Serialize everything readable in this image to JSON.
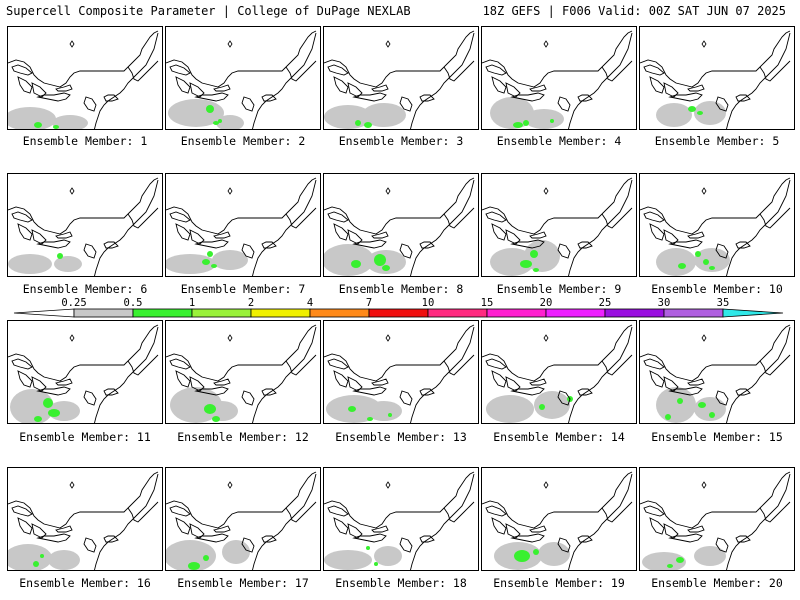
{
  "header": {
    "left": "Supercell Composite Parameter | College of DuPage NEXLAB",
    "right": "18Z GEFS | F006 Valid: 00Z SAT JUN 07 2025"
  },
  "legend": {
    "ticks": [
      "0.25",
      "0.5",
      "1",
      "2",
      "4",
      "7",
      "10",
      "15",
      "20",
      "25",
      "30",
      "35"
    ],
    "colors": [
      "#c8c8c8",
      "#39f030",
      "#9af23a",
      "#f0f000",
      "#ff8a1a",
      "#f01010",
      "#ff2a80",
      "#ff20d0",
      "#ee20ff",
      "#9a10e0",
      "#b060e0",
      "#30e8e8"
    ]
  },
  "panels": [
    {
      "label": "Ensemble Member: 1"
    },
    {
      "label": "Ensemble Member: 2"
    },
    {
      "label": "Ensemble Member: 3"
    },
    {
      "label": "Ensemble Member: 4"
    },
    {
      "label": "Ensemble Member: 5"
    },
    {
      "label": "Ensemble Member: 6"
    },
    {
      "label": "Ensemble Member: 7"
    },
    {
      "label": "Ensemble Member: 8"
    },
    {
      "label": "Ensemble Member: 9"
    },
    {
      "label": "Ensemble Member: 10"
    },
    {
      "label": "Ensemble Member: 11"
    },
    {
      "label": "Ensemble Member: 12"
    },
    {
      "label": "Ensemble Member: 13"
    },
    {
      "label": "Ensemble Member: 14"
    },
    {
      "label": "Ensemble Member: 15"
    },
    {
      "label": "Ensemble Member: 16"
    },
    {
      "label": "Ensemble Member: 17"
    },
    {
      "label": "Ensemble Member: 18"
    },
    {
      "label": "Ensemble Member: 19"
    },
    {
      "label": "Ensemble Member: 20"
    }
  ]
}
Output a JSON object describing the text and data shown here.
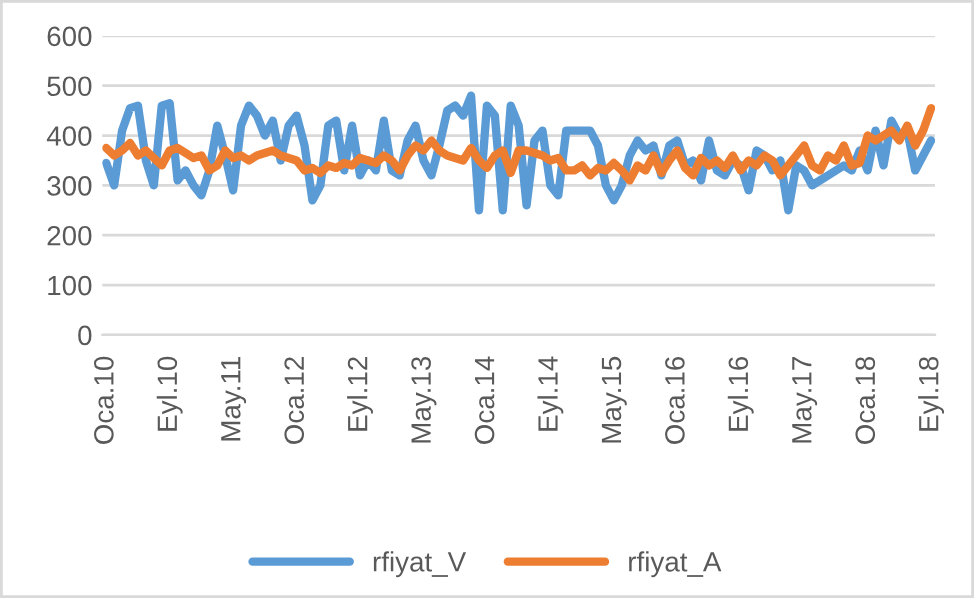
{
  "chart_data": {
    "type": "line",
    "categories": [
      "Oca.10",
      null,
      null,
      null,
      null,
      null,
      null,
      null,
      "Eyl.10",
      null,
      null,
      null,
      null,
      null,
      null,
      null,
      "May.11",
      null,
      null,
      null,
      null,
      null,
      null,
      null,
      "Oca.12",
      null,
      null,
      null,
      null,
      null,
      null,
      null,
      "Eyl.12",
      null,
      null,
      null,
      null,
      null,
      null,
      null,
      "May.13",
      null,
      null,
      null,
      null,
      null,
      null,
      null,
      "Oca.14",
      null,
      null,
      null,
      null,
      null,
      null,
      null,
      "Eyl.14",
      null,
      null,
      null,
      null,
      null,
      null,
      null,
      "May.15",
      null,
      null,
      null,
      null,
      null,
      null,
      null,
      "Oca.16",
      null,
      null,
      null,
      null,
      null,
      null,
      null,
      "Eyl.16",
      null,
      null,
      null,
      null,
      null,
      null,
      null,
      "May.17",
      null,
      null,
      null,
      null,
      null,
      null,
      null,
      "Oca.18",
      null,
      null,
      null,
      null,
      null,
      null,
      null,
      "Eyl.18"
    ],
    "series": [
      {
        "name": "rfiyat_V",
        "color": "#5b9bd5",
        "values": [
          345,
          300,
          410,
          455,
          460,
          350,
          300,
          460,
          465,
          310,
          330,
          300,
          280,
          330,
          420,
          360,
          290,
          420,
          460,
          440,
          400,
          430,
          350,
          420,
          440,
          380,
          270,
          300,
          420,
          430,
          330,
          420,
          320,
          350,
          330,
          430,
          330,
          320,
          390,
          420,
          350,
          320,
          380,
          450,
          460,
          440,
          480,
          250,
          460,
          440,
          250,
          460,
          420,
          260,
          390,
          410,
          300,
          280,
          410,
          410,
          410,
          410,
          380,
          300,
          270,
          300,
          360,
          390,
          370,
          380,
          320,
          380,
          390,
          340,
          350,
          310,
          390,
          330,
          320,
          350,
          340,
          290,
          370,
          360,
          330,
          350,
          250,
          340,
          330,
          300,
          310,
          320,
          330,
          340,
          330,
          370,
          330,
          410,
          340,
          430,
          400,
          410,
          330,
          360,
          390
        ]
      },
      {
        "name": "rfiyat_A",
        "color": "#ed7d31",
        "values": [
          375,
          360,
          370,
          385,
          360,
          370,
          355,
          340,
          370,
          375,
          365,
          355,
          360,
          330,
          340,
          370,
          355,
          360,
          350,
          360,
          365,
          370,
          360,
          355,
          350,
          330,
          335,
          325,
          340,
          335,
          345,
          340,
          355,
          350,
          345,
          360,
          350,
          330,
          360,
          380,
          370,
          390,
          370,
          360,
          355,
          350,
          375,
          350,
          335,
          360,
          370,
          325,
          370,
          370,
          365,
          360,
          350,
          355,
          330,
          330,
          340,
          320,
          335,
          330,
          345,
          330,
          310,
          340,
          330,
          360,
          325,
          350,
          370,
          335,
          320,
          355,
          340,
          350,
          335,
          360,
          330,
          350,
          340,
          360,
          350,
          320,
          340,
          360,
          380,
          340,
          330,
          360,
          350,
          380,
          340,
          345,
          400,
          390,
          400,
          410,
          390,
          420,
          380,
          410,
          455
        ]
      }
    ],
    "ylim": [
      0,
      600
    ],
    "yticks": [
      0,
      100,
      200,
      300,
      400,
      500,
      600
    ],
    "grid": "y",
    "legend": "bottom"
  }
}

• _Written instruction_: Print all of the entries word for word. Skip any images they contain.

• _Final result_:
Serialize everything readable in this image to JSON.
{
  "header": {
    "left": "Supercell Composite Parameter | College of DuPage NEXLAB",
    "right": "18Z GEFS | F006 Valid: 00Z SAT JUN 07 2025"
  },
  "legend": {
    "ticks": [
      "0.25",
      "0.5",
      "1",
      "2",
      "4",
      "7",
      "10",
      "15",
      "20",
      "25",
      "30",
      "35"
    ],
    "colors": [
      "#c8c8c8",
      "#39f030",
      "#9af23a",
      "#f0f000",
      "#ff8a1a",
      "#f01010",
      "#ff2a80",
      "#ff20d0",
      "#ee20ff",
      "#9a10e0",
      "#b060e0",
      "#30e8e8"
    ]
  },
  "panels": [
    {
      "label": "Ensemble Member: 1"
    },
    {
      "label": "Ensemble Member: 2"
    },
    {
      "label": "Ensemble Member: 3"
    },
    {
      "label": "Ensemble Member: 4"
    },
    {
      "label": "Ensemble Member: 5"
    },
    {
      "label": "Ensemble Member: 6"
    },
    {
      "label": "Ensemble Member: 7"
    },
    {
      "label": "Ensemble Member: 8"
    },
    {
      "label": "Ensemble Member: 9"
    },
    {
      "label": "Ensemble Member: 10"
    },
    {
      "label": "Ensemble Member: 11"
    },
    {
      "label": "Ensemble Member: 12"
    },
    {
      "label": "Ensemble Member: 13"
    },
    {
      "label": "Ensemble Member: 14"
    },
    {
      "label": "Ensemble Member: 15"
    },
    {
      "label": "Ensemble Member: 16"
    },
    {
      "label": "Ensemble Member: 17"
    },
    {
      "label": "Ensemble Member: 18"
    },
    {
      "label": "Ensemble Member: 19"
    },
    {
      "label": "Ensemble Member: 20"
    }
  ]
}
Output a JSON object describing the text and data shown here.
{
  "chart_data": {
    "type": "line",
    "categories": [
      "Oca.10",
      null,
      null,
      null,
      null,
      null,
      null,
      null,
      "Eyl.10",
      null,
      null,
      null,
      null,
      null,
      null,
      null,
      "May.11",
      null,
      null,
      null,
      null,
      null,
      null,
      null,
      "Oca.12",
      null,
      null,
      null,
      null,
      null,
      null,
      null,
      "Eyl.12",
      null,
      null,
      null,
      null,
      null,
      null,
      null,
      "May.13",
      null,
      null,
      null,
      null,
      null,
      null,
      null,
      "Oca.14",
      null,
      null,
      null,
      null,
      null,
      null,
      null,
      "Eyl.14",
      null,
      null,
      null,
      null,
      null,
      null,
      null,
      "May.15",
      null,
      null,
      null,
      null,
      null,
      null,
      null,
      "Oca.16",
      null,
      null,
      null,
      null,
      null,
      null,
      null,
      "Eyl.16",
      null,
      null,
      null,
      null,
      null,
      null,
      null,
      "May.17",
      null,
      null,
      null,
      null,
      null,
      null,
      null,
      "Oca.18",
      null,
      null,
      null,
      null,
      null,
      null,
      null,
      "Eyl.18"
    ],
    "series": [
      {
        "name": "rfiyat_V",
        "color": "#5b9bd5",
        "values": [
          345,
          300,
          410,
          455,
          460,
          350,
          300,
          460,
          465,
          310,
          330,
          300,
          280,
          330,
          420,
          360,
          290,
          420,
          460,
          440,
          400,
          430,
          350,
          420,
          440,
          380,
          270,
          300,
          420,
          430,
          330,
          420,
          320,
          350,
          330,
          430,
          330,
          320,
          390,
          420,
          350,
          320,
          380,
          450,
          460,
          440,
          480,
          250,
          460,
          440,
          250,
          460,
          420,
          260,
          390,
          410,
          300,
          280,
          410,
          410,
          410,
          410,
          380,
          300,
          270,
          300,
          360,
          390,
          370,
          380,
          320,
          380,
          390,
          340,
          350,
          310,
          390,
          330,
          320,
          350,
          340,
          290,
          370,
          360,
          330,
          350,
          250,
          340,
          330,
          300,
          310,
          320,
          330,
          340,
          330,
          370,
          330,
          410,
          340,
          430,
          400,
          410,
          330,
          360,
          390
        ]
      },
      {
        "name": "rfiyat_A",
        "color": "#ed7d31",
        "values": [
          375,
          360,
          370,
          385,
          360,
          370,
          355,
          340,
          370,
          375,
          365,
          355,
          360,
          330,
          340,
          370,
          355,
          360,
          350,
          360,
          365,
          370,
          360,
          355,
          350,
          330,
          335,
          325,
          340,
          335,
          345,
          340,
          355,
          350,
          345,
          360,
          350,
          330,
          360,
          380,
          370,
          390,
          370,
          360,
          355,
          350,
          375,
          350,
          335,
          360,
          370,
          325,
          370,
          370,
          365,
          360,
          350,
          355,
          330,
          330,
          340,
          320,
          335,
          330,
          345,
          330,
          310,
          340,
          330,
          360,
          325,
          350,
          370,
          335,
          320,
          355,
          340,
          350,
          335,
          360,
          330,
          350,
          340,
          360,
          350,
          320,
          340,
          360,
          380,
          340,
          330,
          360,
          350,
          380,
          340,
          345,
          400,
          390,
          400,
          410,
          390,
          420,
          380,
          410,
          455
        ]
      }
    ],
    "ylim": [
      0,
      600
    ],
    "yticks": [
      0,
      100,
      200,
      300,
      400,
      500,
      600
    ],
    "grid": "y",
    "legend": "bottom"
  }
}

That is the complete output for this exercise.